---------- ROWS

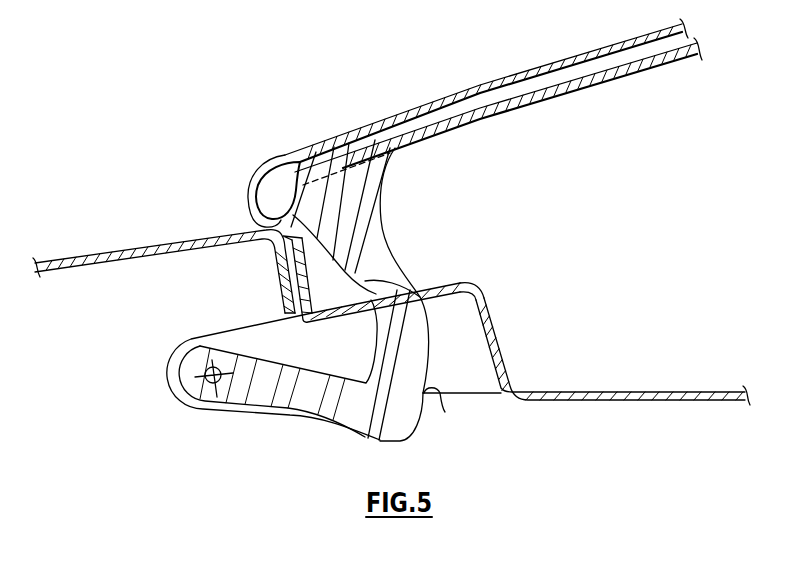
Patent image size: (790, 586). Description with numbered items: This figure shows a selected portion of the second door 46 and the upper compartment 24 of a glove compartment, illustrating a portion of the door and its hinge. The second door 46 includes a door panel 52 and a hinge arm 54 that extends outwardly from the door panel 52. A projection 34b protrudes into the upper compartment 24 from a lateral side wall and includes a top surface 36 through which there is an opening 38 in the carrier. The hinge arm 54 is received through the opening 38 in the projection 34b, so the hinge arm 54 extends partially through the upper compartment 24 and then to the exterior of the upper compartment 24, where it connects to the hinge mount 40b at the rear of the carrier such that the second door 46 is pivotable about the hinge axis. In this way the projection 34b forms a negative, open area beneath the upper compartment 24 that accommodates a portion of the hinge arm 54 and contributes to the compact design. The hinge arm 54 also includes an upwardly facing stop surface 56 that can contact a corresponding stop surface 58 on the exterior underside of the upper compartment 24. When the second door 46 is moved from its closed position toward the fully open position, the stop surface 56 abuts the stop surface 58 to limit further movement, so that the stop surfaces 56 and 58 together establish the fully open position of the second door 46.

The upper compartment 24 is at (652, 261).
The projection 34b is at (492, 305).
The top surface 36 is at (432, 289).
The opening 38 is at (366, 281).
The second hinge mount 40b is at (240, 330).
The second door 46 is at (485, 84).
The door panel 52 is at (646, 50).
The hinge arm 54 is at (384, 230).
The stop surface 56 is at (446, 410).
The stop surface 58 is at (462, 284).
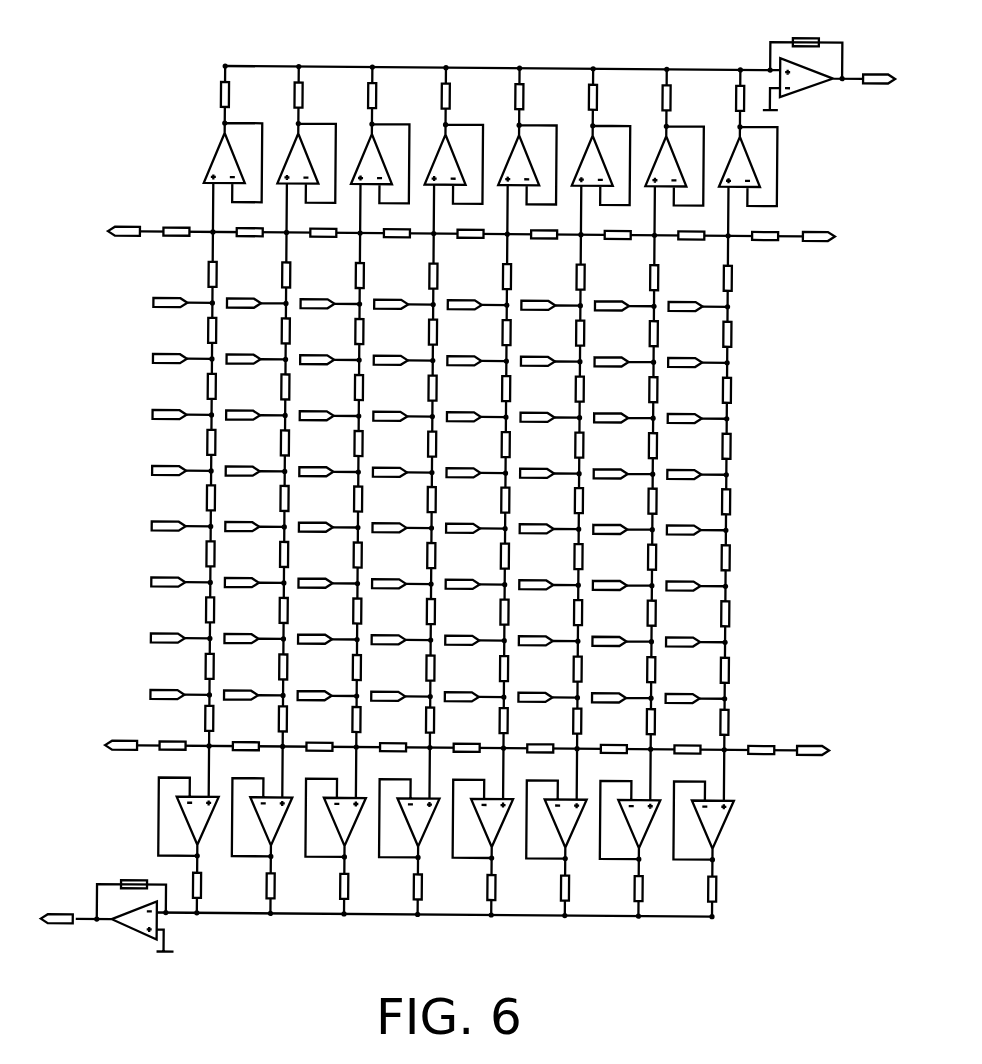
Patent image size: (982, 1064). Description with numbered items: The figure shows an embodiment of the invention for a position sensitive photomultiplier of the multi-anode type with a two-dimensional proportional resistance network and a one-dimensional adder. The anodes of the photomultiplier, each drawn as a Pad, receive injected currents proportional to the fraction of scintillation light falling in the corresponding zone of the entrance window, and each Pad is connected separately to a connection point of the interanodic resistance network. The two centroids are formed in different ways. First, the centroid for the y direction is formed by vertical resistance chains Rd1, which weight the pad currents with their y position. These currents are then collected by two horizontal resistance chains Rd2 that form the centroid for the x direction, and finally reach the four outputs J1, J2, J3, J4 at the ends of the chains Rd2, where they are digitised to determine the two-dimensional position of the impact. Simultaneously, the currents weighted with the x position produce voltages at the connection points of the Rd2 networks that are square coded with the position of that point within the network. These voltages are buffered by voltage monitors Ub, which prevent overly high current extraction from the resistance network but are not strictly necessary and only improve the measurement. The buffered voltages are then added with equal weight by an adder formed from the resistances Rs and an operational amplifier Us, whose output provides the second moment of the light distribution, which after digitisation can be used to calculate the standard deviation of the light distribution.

The adder resistance Rs is at (470, 458).
The voltage monitor Ub is at (468, 491).
The resistance chain Rd1 is at (483, 498).
The resistance chain Rd2 is at (469, 500).
The pad Pad is at (440, 506).
The output J1 is at (121, 755).
The output J2 is at (813, 757).
The output J3 is at (819, 244).
The output J4 is at (124, 241).
The operational amplifier Us is at (464, 497).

--------------------

▶ **TO DO**: Copy out every line of the material above word for word, leaving out the pictures.

▶ **RESULT**:
Patent image size: (790, 586). Description with numbered items: This figure shows a selected portion of the second door 46 and the upper compartment 24 of a glove compartment, illustrating a portion of the door and its hinge. The second door 46 includes a door panel 52 and a hinge arm 54 that extends outwardly from the door panel 52. A projection 34b protrudes into the upper compartment 24 from a lateral side wall and includes a top surface 36 through which there is an opening 38 in the carrier. The hinge arm 54 is received through the opening 38 in the projection 34b, so the hinge arm 54 extends partially through the upper compartment 24 and then to the exterior of the upper compartment 24, where it connects to the hinge mount 40b at the rear of the carrier such that the second door 46 is pivotable about the hinge axis. In this way the projection 34b forms a negative, open area beneath the upper compartment 24 that accommodates a portion of the hinge arm 54 and contributes to the compact design. The hinge arm 54 also includes an upwardly facing stop surface 56 that can contact a corresponding stop surface 58 on the exterior underside of the upper compartment 24. When the second door 46 is moved from its closed position toward the fully open position, the stop surface 56 abuts the stop surface 58 to limit further movement, so that the stop surfaces 56 and 58 together establish the fully open position of the second door 46.

The upper compartment 24 is at (652, 261).
The projection 34b is at (492, 305).
The top surface 36 is at (432, 289).
The opening 38 is at (366, 281).
The second hinge mount 40b is at (240, 330).
The second door 46 is at (485, 84).
The door panel 52 is at (646, 50).
The hinge arm 54 is at (384, 230).
The stop surface 56 is at (446, 410).
The stop surface 58 is at (462, 284).
Patent image size: (982, 1064). Description with numbered items: The figure shows an embodiment of the invention for a position sensitive photomultiplier of the multi-anode type with a two-dimensional proportional resistance network and a one-dimensional adder. The anodes of the photomultiplier, each drawn as a Pad, receive injected currents proportional to the fraction of scintillation light falling in the corresponding zone of the entrance window, and each Pad is connected separately to a connection point of the interanodic resistance network. The two centroids are formed in different ways. First, the centroid for the y direction is formed by vertical resistance chains Rd1, which weight the pad currents with their y position. These currents are then collected by two horizontal resistance chains Rd2 that form the centroid for the x direction, and finally reach the four outputs J1, J2, J3, J4 at the ends of the chains Rd2, where they are digitised to determine the two-dimensional position of the impact. Simultaneously, the currents weighted with the x position produce voltages at the connection points of the Rd2 networks that are square coded with the position of that point within the network. These voltages are buffered by voltage monitors Ub, which prevent overly high current extraction from the resistance network but are not strictly necessary and only improve the measurement. The buffered voltages are then added with equal weight by an adder formed from the resistances Rs and an operational amplifier Us, whose output provides the second moment of the light distribution, which after digitisation can be used to calculate the standard deviation of the light distribution.

The adder resistance Rs is at (470, 458).
The voltage monitor Ub is at (468, 491).
The resistance chain Rd1 is at (483, 498).
The resistance chain Rd2 is at (469, 500).
The pad Pad is at (440, 506).
The output J1 is at (121, 755).
The output J2 is at (813, 757).
The output J3 is at (819, 244).
The output J4 is at (124, 241).
The operational amplifier Us is at (464, 497).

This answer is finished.